*EXERCISE AIM*.
In the entries that follow, count each line containing "this" and state the total, nothing more.

## START

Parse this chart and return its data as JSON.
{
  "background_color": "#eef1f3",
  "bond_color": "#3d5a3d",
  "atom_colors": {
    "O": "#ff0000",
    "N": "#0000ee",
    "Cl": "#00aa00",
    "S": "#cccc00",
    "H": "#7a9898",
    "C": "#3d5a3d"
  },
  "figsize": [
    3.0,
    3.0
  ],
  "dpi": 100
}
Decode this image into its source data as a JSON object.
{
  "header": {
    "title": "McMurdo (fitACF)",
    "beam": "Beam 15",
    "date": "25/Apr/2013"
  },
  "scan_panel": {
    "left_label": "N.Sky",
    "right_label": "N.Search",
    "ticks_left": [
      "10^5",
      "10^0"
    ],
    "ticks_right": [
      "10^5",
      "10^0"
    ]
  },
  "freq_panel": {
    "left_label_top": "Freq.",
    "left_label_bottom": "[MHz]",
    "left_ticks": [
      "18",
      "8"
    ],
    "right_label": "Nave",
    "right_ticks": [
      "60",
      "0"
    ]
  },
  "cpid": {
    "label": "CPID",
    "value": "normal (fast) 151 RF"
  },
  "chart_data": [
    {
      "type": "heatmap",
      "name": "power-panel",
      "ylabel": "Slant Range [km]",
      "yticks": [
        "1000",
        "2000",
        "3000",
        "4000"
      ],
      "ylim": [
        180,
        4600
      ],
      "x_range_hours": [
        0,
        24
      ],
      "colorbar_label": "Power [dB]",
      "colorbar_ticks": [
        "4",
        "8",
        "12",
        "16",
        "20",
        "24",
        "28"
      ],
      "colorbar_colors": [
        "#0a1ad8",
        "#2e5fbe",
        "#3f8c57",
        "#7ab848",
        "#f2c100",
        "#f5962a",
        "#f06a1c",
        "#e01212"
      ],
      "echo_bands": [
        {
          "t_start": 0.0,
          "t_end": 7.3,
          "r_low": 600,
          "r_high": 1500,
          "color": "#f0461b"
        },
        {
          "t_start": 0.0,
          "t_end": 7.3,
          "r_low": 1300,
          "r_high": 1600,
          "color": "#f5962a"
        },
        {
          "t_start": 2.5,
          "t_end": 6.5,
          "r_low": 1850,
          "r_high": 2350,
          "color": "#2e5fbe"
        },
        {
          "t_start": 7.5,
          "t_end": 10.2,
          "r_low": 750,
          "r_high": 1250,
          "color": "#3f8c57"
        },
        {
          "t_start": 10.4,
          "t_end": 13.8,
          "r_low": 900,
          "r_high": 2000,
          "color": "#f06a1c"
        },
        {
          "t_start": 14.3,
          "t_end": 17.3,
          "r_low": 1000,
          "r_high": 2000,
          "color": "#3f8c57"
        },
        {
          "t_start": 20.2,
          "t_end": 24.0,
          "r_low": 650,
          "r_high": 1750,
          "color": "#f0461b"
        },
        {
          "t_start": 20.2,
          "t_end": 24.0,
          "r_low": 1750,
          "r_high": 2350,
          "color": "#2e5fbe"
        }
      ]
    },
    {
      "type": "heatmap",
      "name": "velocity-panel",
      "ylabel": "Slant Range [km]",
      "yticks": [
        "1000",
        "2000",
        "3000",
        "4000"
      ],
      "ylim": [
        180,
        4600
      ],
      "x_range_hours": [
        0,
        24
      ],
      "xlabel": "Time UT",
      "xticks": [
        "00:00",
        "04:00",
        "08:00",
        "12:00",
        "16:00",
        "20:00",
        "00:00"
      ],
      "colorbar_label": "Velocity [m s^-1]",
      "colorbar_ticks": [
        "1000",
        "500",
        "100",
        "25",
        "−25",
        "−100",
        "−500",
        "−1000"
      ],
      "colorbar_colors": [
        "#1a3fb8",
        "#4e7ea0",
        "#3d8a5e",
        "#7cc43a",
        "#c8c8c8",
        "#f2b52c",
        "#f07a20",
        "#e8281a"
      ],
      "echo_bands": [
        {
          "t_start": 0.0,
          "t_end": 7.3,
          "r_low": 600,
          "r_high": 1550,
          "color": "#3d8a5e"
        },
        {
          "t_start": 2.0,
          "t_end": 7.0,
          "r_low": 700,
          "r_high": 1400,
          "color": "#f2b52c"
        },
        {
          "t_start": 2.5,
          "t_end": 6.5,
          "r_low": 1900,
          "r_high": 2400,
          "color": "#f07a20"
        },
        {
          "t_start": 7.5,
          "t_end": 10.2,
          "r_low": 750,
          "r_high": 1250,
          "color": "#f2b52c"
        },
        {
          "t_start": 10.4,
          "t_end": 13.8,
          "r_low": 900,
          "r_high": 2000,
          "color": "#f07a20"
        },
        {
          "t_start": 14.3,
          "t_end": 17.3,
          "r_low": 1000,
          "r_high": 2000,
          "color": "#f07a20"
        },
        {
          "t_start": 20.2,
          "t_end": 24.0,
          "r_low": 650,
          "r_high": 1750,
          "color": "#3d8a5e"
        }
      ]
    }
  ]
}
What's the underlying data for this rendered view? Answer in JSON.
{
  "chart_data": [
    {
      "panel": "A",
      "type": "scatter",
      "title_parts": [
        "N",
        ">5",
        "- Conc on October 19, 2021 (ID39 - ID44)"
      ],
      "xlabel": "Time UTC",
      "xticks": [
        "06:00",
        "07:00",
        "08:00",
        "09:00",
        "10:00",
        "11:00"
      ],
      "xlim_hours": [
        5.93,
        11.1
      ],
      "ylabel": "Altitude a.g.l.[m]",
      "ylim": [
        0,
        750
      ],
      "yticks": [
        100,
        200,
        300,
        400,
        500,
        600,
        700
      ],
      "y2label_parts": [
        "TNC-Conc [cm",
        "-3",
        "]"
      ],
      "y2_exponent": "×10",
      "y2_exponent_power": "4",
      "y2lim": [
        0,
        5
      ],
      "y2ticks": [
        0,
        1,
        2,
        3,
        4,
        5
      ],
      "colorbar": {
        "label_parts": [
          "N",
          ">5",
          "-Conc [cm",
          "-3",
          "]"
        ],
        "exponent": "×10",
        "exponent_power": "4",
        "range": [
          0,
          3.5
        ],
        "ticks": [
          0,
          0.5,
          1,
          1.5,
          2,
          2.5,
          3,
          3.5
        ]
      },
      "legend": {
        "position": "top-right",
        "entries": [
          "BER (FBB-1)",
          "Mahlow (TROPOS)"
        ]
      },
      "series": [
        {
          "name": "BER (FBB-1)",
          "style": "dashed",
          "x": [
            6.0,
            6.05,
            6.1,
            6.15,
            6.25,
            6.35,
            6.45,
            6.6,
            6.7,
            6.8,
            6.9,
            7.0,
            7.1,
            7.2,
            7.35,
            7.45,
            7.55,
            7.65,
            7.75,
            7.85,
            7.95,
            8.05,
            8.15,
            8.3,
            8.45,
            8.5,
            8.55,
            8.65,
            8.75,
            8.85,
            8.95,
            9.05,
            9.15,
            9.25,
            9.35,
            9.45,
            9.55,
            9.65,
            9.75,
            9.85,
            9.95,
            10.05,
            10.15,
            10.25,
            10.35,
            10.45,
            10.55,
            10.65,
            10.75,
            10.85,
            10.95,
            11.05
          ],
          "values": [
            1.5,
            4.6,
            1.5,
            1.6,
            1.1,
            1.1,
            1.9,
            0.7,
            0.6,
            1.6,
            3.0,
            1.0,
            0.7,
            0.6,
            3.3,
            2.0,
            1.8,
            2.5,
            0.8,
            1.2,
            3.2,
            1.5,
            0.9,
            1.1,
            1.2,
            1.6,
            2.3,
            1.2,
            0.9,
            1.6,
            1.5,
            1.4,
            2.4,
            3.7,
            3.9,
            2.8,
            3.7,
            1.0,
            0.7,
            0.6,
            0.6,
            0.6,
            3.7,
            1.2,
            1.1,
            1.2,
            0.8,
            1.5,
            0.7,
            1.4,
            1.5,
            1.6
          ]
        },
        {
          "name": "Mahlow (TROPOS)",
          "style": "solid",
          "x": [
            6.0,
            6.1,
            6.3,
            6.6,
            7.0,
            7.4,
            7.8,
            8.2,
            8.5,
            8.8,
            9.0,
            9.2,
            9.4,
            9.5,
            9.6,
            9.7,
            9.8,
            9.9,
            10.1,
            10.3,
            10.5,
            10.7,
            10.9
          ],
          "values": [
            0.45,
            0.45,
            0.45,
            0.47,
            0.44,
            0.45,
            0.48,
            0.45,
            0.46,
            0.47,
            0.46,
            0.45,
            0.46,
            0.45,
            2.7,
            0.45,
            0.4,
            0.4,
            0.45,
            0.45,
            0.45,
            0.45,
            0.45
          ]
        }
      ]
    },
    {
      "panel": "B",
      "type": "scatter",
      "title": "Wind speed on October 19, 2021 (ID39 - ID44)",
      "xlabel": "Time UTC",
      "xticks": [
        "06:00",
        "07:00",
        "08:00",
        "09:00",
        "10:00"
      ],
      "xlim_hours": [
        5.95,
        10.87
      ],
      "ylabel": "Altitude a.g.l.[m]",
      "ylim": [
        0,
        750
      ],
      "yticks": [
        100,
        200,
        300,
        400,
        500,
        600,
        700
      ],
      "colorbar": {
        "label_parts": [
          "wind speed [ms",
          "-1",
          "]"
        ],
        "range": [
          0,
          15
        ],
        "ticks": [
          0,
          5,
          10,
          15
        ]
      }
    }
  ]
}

## END

*COMPLETE RESPONSE*.
3